## START Data provided

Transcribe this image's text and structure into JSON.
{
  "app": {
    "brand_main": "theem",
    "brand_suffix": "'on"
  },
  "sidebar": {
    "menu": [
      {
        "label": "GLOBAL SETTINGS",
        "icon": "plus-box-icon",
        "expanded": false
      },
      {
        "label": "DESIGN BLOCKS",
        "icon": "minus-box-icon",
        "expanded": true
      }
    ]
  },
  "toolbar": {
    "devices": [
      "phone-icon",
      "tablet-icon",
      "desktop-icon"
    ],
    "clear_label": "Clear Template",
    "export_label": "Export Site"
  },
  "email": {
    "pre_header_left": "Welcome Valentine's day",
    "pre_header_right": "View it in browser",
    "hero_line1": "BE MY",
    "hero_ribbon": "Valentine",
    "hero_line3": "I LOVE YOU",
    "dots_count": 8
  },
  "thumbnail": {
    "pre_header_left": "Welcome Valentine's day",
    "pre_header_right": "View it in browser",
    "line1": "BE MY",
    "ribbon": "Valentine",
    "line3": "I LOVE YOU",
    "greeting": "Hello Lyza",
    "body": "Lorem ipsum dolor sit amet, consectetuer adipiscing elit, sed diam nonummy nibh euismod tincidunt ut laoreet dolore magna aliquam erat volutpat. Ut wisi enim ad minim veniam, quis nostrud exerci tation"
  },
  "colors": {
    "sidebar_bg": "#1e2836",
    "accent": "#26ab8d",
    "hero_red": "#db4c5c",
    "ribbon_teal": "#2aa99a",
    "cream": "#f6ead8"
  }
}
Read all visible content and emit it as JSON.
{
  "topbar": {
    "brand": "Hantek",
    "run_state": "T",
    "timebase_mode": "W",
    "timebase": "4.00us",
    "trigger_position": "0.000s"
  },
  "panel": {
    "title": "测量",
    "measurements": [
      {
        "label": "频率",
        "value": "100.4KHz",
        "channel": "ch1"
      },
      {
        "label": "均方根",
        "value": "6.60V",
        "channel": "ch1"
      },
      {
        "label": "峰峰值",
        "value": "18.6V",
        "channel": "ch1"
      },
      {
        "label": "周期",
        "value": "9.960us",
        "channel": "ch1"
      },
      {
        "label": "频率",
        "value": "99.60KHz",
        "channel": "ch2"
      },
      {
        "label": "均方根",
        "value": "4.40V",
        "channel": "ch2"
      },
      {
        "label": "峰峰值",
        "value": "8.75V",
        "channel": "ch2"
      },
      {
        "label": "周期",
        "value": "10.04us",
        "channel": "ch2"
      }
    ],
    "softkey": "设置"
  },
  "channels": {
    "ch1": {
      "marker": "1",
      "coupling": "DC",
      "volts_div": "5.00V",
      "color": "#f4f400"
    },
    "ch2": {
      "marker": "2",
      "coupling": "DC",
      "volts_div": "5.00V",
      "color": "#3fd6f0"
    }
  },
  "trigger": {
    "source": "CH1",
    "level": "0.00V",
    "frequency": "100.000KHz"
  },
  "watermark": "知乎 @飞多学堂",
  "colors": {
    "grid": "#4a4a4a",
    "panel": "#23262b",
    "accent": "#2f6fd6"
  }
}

## END Data provided
## START Data provided

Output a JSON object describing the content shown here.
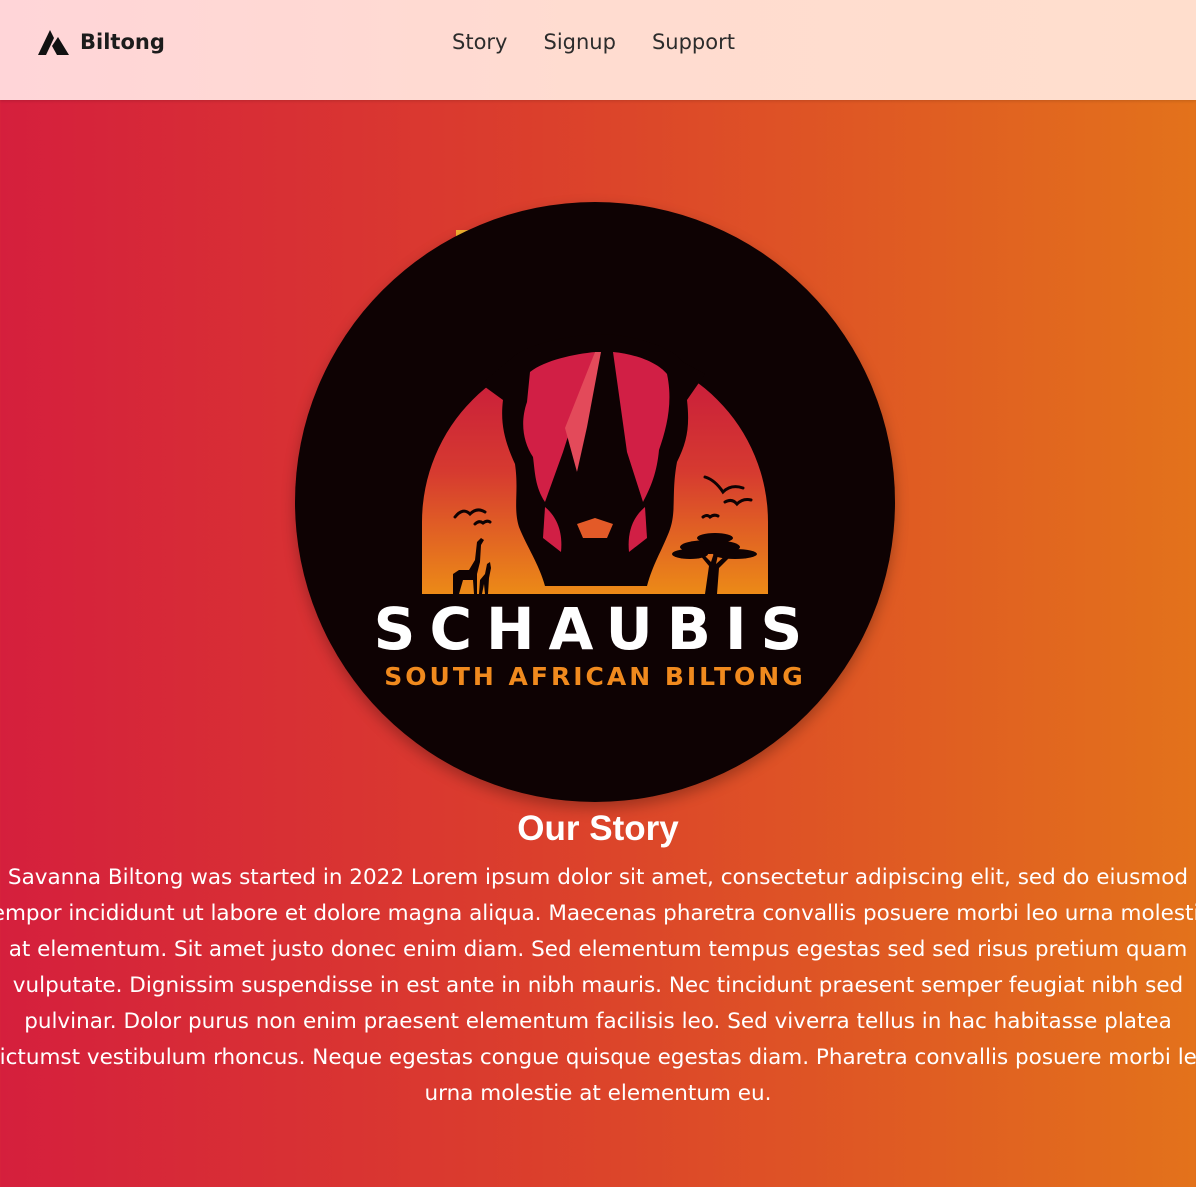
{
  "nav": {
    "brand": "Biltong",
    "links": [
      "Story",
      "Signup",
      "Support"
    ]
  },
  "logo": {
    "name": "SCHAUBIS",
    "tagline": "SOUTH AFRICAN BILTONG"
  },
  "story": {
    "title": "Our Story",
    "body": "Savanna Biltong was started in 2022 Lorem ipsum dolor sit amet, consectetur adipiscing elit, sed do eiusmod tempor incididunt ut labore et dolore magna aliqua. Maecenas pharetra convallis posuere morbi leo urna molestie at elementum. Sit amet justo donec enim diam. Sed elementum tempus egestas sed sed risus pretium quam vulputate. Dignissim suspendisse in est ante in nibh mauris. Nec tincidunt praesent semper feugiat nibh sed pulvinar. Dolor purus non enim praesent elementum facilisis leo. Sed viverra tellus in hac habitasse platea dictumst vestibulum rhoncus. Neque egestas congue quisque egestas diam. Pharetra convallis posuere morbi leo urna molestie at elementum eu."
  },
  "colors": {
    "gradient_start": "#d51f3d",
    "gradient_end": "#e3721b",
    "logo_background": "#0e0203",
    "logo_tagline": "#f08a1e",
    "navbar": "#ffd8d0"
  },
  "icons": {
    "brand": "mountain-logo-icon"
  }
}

## END Data provided
## START Data provided

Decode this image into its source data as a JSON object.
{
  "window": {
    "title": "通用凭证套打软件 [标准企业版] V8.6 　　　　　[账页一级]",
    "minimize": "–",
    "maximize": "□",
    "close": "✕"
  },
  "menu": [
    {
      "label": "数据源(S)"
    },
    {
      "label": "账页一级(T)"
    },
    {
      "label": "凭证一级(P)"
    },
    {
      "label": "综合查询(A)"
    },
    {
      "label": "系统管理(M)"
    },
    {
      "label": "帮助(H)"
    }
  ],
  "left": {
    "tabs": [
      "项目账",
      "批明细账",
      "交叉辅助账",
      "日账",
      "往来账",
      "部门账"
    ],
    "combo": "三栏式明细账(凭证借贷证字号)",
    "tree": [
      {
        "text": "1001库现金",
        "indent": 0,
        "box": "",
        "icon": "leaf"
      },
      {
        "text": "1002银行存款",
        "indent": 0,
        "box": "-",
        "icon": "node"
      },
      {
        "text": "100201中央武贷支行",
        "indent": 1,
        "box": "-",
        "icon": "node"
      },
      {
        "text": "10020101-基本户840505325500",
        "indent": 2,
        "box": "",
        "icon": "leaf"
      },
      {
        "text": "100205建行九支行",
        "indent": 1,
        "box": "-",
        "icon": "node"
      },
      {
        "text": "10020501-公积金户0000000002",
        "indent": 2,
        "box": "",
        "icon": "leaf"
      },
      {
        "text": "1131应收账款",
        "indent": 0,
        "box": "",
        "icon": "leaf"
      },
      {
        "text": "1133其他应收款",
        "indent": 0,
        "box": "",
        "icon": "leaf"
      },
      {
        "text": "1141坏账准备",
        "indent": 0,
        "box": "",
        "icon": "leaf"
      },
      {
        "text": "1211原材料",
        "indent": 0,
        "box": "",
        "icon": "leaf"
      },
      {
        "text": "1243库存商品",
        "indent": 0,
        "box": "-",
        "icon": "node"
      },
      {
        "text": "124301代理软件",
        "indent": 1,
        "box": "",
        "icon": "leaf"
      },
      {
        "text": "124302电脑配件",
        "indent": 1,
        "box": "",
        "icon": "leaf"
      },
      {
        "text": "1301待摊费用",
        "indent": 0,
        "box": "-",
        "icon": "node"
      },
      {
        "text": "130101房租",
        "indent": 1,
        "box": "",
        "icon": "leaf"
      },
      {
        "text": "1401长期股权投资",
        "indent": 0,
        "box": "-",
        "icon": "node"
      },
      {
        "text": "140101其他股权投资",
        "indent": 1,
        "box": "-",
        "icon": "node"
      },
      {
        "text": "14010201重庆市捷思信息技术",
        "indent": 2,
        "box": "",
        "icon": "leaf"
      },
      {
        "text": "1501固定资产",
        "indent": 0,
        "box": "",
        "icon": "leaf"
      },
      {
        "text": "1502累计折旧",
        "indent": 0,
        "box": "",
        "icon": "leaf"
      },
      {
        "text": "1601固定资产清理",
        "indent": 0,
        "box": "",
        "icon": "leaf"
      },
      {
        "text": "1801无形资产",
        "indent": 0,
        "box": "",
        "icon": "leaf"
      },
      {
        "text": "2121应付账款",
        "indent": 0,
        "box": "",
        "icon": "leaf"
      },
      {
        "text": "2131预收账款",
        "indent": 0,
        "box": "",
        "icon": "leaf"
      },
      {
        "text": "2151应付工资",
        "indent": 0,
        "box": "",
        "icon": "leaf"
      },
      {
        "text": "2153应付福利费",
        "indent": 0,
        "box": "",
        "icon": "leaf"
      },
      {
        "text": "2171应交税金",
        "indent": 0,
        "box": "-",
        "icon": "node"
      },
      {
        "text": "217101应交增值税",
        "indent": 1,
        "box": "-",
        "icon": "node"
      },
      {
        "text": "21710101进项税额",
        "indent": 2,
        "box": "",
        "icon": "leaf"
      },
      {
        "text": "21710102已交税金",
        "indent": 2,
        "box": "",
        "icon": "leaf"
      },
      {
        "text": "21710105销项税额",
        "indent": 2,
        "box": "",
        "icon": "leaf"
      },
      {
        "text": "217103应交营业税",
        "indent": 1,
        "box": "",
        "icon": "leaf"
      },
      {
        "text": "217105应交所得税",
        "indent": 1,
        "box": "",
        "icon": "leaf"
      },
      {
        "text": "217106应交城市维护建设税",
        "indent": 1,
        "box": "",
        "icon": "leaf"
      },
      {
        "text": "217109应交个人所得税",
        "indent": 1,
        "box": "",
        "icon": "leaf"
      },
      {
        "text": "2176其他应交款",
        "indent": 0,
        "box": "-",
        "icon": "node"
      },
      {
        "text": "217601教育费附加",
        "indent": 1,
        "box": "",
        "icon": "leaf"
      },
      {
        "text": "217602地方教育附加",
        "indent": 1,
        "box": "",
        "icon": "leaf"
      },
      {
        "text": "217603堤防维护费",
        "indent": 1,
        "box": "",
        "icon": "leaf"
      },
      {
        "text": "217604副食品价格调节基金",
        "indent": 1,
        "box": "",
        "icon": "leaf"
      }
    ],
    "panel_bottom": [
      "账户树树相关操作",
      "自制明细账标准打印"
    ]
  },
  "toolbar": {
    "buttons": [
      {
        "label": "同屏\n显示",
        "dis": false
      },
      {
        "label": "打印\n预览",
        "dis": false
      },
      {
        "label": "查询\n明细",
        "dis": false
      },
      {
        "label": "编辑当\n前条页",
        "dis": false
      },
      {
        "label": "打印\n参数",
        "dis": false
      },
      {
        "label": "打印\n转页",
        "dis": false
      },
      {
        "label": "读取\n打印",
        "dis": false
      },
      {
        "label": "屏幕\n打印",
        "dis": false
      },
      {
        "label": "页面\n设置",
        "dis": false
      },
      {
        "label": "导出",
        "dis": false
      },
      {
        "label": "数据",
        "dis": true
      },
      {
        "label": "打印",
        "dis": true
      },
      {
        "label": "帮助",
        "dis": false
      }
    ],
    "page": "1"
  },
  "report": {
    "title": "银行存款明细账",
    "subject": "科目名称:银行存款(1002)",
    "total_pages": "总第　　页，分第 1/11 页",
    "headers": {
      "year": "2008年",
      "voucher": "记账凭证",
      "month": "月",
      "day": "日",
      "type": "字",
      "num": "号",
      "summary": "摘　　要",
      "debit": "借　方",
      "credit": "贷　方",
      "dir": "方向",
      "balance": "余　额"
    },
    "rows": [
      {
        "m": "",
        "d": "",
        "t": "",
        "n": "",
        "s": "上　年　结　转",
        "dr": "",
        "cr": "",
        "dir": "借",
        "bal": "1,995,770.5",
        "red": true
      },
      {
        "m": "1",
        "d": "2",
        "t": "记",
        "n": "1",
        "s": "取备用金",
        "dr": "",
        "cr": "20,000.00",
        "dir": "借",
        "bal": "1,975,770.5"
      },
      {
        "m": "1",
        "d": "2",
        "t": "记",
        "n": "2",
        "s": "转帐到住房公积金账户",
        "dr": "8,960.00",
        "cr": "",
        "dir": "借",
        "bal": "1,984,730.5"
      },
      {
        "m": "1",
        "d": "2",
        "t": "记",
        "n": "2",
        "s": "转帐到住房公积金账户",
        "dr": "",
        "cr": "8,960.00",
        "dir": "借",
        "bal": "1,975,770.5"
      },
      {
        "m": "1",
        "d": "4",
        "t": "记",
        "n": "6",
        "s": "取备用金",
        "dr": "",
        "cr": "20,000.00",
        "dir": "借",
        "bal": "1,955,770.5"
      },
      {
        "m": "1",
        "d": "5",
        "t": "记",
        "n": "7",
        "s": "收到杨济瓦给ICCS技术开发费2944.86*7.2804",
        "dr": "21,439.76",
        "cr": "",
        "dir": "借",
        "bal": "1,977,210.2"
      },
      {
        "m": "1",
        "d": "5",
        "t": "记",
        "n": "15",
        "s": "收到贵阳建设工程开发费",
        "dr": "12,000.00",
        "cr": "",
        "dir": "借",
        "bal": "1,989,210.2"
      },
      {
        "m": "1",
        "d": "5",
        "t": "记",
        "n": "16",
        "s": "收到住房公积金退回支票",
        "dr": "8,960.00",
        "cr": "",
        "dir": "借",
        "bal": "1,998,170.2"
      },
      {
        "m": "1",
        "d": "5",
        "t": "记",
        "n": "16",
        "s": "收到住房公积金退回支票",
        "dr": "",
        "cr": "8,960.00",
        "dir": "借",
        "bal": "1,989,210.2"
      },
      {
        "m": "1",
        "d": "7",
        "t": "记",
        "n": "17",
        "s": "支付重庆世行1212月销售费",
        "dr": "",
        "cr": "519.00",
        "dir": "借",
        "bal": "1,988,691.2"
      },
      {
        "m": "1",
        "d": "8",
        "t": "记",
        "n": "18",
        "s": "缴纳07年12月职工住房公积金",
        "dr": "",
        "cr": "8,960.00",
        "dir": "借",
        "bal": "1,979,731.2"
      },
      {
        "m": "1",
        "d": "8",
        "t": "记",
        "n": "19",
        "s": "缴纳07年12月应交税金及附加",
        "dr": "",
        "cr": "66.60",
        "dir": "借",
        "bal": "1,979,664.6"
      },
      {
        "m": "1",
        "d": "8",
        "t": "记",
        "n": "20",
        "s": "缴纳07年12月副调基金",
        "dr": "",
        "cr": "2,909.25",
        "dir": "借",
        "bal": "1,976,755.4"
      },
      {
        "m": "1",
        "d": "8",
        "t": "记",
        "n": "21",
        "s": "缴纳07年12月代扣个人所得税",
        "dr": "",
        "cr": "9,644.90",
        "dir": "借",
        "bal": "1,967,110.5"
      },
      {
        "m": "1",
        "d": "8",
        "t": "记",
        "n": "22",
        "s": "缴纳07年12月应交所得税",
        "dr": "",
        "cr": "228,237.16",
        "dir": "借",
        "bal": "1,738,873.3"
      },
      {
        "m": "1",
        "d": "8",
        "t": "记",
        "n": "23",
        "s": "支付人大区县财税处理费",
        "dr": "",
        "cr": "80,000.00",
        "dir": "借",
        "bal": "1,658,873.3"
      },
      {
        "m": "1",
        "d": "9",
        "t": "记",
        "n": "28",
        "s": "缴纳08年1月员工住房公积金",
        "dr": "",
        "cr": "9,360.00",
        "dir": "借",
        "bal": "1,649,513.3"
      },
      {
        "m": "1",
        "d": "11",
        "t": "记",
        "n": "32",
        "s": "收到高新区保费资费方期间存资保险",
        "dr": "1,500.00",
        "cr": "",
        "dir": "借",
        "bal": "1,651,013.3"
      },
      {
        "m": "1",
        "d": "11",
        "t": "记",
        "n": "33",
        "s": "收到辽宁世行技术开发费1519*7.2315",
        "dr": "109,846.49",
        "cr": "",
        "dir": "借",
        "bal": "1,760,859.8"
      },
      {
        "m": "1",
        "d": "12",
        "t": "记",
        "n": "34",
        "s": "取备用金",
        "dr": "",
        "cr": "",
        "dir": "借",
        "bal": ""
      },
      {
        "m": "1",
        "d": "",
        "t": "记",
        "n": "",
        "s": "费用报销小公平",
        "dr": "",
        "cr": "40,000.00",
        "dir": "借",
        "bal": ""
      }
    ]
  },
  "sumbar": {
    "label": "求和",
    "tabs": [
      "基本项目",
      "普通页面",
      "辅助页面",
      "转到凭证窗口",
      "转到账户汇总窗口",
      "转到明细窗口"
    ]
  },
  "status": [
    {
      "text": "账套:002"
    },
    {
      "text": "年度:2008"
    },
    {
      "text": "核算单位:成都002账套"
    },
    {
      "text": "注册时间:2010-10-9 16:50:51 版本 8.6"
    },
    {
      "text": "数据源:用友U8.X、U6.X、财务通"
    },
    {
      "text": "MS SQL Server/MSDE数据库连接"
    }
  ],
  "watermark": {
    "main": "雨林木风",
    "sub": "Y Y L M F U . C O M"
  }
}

## END Data provided

**Exercise description:**
Return only the number of lines in the data above that include the word "true".

**Response to the task:**
4